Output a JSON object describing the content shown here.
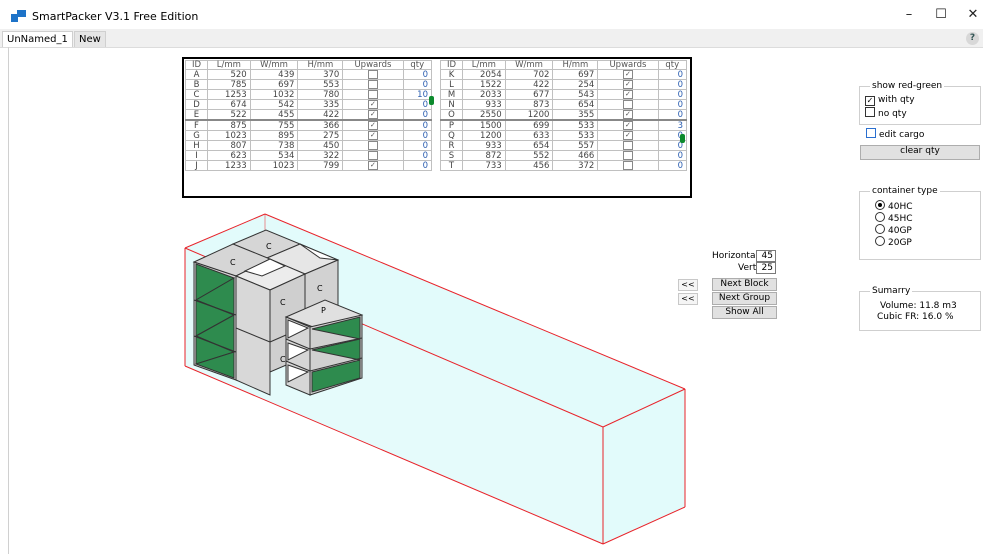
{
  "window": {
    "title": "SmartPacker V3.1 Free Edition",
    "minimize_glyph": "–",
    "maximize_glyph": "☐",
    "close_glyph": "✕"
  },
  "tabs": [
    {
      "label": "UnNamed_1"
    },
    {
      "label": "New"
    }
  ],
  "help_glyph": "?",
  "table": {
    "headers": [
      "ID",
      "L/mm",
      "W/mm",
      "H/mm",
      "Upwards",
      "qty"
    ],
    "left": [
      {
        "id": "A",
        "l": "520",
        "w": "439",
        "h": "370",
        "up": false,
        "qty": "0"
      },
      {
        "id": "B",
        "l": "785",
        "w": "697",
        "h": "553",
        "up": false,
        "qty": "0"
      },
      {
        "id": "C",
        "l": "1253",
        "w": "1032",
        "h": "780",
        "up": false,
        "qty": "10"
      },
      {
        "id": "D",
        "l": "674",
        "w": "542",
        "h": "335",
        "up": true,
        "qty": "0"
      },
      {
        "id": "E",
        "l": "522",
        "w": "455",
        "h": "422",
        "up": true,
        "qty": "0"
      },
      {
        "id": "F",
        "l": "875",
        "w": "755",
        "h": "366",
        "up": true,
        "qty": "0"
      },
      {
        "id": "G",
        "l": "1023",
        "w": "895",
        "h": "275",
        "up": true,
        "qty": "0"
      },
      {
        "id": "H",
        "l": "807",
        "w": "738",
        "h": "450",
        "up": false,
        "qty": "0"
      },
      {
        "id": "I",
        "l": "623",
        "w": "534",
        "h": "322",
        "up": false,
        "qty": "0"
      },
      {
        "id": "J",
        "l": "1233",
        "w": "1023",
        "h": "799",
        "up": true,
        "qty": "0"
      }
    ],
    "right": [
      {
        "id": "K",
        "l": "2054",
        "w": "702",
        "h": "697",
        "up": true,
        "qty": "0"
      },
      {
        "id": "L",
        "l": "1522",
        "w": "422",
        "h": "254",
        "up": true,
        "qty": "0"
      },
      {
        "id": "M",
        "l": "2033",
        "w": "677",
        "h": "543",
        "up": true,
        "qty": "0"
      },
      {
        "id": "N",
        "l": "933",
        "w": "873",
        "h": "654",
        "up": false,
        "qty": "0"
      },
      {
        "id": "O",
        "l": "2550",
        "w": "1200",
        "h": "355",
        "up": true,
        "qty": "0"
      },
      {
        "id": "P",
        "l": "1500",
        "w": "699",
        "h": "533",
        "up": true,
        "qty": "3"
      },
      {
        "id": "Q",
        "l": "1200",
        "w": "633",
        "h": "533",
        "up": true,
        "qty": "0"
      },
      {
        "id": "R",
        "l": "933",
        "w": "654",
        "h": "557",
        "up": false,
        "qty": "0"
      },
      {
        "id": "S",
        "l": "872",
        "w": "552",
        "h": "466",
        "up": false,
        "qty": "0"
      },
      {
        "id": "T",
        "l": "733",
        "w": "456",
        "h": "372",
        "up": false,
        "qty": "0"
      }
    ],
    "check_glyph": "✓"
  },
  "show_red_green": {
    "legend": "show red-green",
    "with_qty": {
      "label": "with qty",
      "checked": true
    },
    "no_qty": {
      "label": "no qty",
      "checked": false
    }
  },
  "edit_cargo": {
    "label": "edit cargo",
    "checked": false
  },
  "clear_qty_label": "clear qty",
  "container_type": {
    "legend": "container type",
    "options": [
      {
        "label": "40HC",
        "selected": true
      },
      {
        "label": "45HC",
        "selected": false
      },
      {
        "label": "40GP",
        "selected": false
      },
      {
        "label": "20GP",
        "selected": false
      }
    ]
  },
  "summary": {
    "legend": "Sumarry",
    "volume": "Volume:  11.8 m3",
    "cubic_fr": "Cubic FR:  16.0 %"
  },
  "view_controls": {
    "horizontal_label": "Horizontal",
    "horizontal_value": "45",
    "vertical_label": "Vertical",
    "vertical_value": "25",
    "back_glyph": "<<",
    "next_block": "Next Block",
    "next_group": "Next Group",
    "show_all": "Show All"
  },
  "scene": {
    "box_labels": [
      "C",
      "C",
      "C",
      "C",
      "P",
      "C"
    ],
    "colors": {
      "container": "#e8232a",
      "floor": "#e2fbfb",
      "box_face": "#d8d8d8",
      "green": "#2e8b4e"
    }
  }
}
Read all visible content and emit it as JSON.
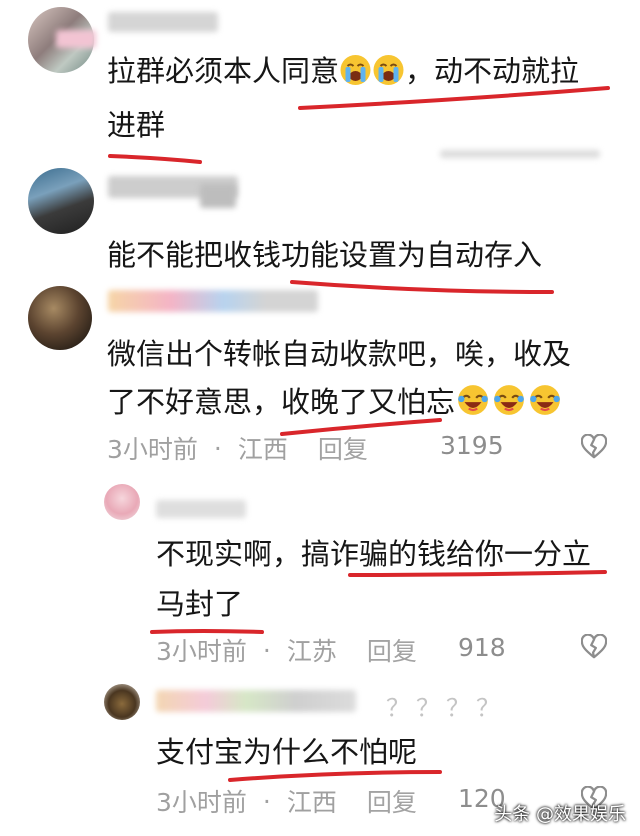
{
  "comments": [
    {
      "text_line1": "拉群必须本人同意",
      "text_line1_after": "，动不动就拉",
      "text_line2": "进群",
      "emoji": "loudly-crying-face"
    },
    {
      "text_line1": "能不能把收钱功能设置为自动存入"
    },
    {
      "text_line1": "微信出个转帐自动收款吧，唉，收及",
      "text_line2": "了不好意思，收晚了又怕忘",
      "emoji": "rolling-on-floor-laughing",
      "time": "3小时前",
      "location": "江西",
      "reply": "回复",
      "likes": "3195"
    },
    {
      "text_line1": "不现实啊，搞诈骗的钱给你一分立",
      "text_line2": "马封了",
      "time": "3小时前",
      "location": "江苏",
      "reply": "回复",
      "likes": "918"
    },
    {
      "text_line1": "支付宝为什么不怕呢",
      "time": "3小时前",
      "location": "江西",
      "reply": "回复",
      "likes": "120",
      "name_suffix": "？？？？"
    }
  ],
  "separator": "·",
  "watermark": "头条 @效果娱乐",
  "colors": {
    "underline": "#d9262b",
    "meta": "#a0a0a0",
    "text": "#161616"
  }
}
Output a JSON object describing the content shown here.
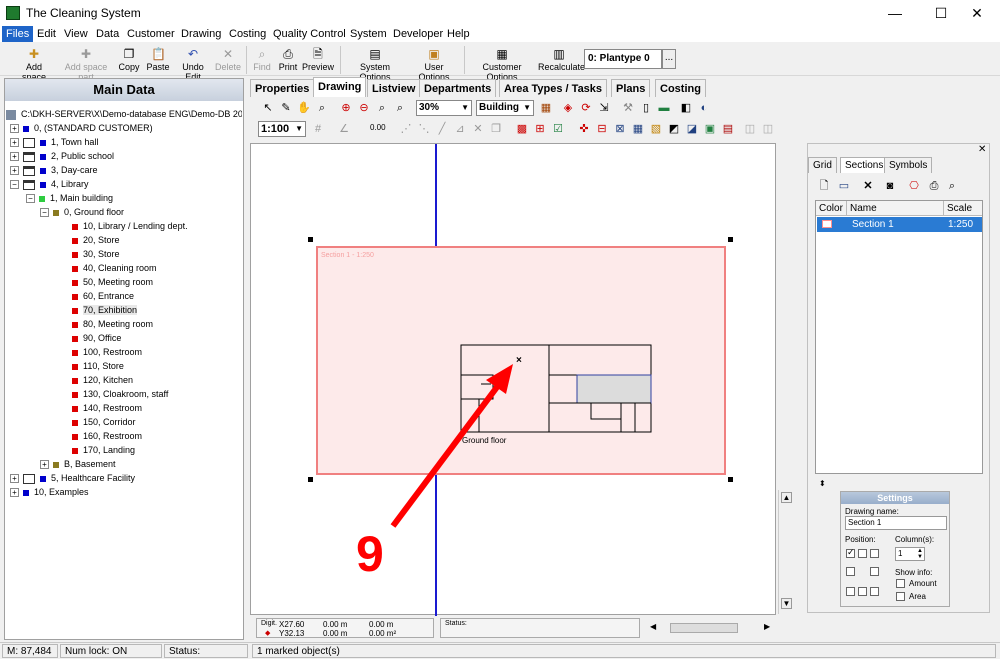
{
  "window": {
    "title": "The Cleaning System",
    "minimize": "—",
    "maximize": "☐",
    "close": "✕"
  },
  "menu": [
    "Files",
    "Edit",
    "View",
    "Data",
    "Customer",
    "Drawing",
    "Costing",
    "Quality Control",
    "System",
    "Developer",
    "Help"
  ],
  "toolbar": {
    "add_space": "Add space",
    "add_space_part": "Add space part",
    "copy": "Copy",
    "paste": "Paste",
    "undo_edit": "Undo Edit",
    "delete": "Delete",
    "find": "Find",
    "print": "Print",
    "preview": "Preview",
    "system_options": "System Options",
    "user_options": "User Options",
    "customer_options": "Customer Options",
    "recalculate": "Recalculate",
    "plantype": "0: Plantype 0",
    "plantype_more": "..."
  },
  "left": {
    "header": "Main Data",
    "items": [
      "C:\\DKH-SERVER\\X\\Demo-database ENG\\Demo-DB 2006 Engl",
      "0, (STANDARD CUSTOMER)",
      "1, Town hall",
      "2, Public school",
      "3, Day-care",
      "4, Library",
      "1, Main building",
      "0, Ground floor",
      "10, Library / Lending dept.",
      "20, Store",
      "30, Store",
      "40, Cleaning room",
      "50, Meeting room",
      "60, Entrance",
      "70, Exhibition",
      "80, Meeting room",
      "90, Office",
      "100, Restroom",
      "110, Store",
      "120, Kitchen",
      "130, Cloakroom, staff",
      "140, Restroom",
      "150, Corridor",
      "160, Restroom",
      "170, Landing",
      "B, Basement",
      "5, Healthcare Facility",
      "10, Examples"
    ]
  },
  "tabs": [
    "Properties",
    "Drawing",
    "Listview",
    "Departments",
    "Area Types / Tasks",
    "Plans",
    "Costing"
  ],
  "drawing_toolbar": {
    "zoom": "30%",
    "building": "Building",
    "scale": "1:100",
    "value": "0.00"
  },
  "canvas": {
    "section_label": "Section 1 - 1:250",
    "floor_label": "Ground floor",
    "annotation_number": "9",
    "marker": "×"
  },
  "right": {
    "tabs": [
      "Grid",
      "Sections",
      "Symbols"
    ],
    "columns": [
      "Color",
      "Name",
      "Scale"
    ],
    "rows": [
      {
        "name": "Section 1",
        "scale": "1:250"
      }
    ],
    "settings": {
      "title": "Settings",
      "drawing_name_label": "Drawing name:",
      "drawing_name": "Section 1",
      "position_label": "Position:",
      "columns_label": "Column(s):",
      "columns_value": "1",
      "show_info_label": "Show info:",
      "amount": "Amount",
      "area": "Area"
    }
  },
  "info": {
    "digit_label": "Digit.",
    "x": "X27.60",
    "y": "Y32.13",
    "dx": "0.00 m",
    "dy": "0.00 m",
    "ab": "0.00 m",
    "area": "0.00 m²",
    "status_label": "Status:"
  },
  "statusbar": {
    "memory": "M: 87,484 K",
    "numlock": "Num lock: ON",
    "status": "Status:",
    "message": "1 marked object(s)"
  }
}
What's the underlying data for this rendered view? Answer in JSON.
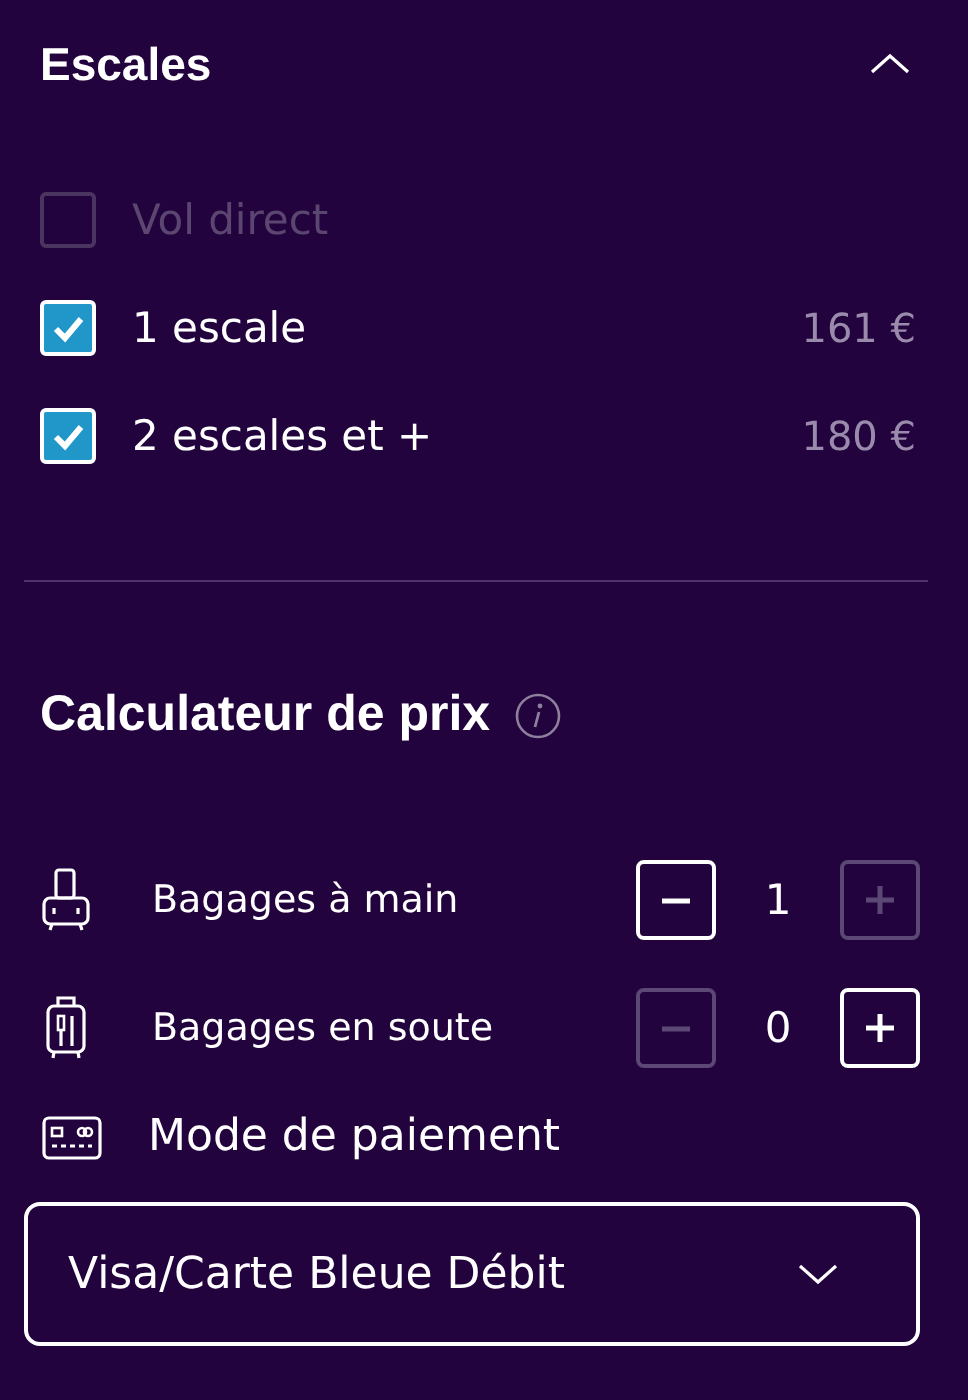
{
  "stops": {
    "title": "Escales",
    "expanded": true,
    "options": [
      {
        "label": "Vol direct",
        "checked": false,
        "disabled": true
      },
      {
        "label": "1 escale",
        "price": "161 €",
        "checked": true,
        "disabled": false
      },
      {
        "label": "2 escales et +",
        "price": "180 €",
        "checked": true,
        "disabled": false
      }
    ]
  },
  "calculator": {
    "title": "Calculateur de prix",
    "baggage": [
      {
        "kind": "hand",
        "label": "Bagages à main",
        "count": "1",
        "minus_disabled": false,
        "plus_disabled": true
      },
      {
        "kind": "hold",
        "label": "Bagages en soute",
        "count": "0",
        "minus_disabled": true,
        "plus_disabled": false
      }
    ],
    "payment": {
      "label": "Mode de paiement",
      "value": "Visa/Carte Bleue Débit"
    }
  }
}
* * * * * * *
What the exercise asks: Beginning at the line that contains "What's the underlying", retype each line of the data above through the very last one. Do not retype the pictures.

Reply to the exercise:
What's the underlying data for this rendered view? Answer in JSON.
{
  "stops": {
    "title": "Escales",
    "expanded": true,
    "options": [
      {
        "label": "Vol direct",
        "checked": false,
        "disabled": true
      },
      {
        "label": "1 escale",
        "price": "161 €",
        "checked": true,
        "disabled": false
      },
      {
        "label": "2 escales et +",
        "price": "180 €",
        "checked": true,
        "disabled": false
      }
    ]
  },
  "calculator": {
    "title": "Calculateur de prix",
    "baggage": [
      {
        "kind": "hand",
        "label": "Bagages à main",
        "count": "1",
        "minus_disabled": false,
        "plus_disabled": true
      },
      {
        "kind": "hold",
        "label": "Bagages en soute",
        "count": "0",
        "minus_disabled": true,
        "plus_disabled": false
      }
    ],
    "payment": {
      "label": "Mode de paiement",
      "value": "Visa/Carte Bleue Débit"
    }
  }
}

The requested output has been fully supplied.